Available records |
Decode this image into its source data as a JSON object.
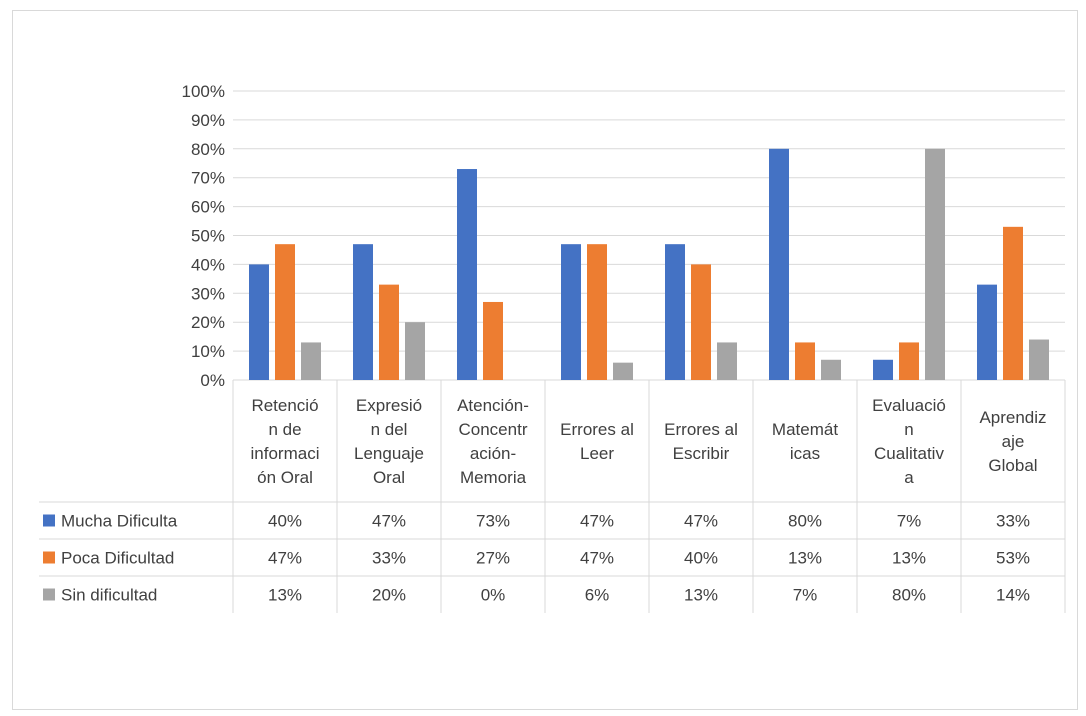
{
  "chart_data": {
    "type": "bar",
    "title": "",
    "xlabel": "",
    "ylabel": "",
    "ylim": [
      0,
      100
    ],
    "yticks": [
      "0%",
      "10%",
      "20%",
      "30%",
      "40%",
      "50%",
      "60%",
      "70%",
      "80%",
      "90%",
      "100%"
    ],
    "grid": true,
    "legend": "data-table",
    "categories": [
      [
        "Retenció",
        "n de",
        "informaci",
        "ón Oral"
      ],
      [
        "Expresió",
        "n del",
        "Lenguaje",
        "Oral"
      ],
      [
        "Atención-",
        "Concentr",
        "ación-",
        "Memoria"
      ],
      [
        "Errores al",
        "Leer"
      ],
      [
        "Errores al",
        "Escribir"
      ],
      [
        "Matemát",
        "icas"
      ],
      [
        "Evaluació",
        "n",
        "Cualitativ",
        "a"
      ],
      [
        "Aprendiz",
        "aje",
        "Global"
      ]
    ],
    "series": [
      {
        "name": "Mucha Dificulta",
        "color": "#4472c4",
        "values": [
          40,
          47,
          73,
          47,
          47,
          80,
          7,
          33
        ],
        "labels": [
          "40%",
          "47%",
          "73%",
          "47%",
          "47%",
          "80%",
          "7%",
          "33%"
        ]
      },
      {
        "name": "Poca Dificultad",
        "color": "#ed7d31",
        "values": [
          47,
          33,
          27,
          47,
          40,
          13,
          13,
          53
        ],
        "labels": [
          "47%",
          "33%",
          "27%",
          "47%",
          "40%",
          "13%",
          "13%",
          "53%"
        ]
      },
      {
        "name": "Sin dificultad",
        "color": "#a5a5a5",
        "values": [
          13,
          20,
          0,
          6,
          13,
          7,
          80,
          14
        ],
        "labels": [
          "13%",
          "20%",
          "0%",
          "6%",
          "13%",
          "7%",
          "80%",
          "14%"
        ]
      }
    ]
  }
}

Task to complete | Write every entry out again exactly, dropping the pictures.

Answer |
Decode this image into its source data as a JSON object.
{
  "chart_data": {
    "type": "bar",
    "title": "",
    "xlabel": "",
    "ylabel": "",
    "ylim": [
      0,
      100
    ],
    "yticks": [
      "0%",
      "10%",
      "20%",
      "30%",
      "40%",
      "50%",
      "60%",
      "70%",
      "80%",
      "90%",
      "100%"
    ],
    "grid": true,
    "legend": "data-table",
    "categories": [
      [
        "Retenció",
        "n de",
        "informaci",
        "ón Oral"
      ],
      [
        "Expresió",
        "n del",
        "Lenguaje",
        "Oral"
      ],
      [
        "Atención-",
        "Concentr",
        "ación-",
        "Memoria"
      ],
      [
        "Errores al",
        "Leer"
      ],
      [
        "Errores al",
        "Escribir"
      ],
      [
        "Matemát",
        "icas"
      ],
      [
        "Evaluació",
        "n",
        "Cualitativ",
        "a"
      ],
      [
        "Aprendiz",
        "aje",
        "Global"
      ]
    ],
    "series": [
      {
        "name": "Mucha Dificulta",
        "color": "#4472c4",
        "values": [
          40,
          47,
          73,
          47,
          47,
          80,
          7,
          33
        ],
        "labels": [
          "40%",
          "47%",
          "73%",
          "47%",
          "47%",
          "80%",
          "7%",
          "33%"
        ]
      },
      {
        "name": "Poca Dificultad",
        "color": "#ed7d31",
        "values": [
          47,
          33,
          27,
          47,
          40,
          13,
          13,
          53
        ],
        "labels": [
          "47%",
          "33%",
          "27%",
          "47%",
          "40%",
          "13%",
          "13%",
          "53%"
        ]
      },
      {
        "name": "Sin dificultad",
        "color": "#a5a5a5",
        "values": [
          13,
          20,
          0,
          6,
          13,
          7,
          80,
          14
        ],
        "labels": [
          "13%",
          "20%",
          "0%",
          "6%",
          "13%",
          "7%",
          "80%",
          "14%"
        ]
      }
    ]
  }
}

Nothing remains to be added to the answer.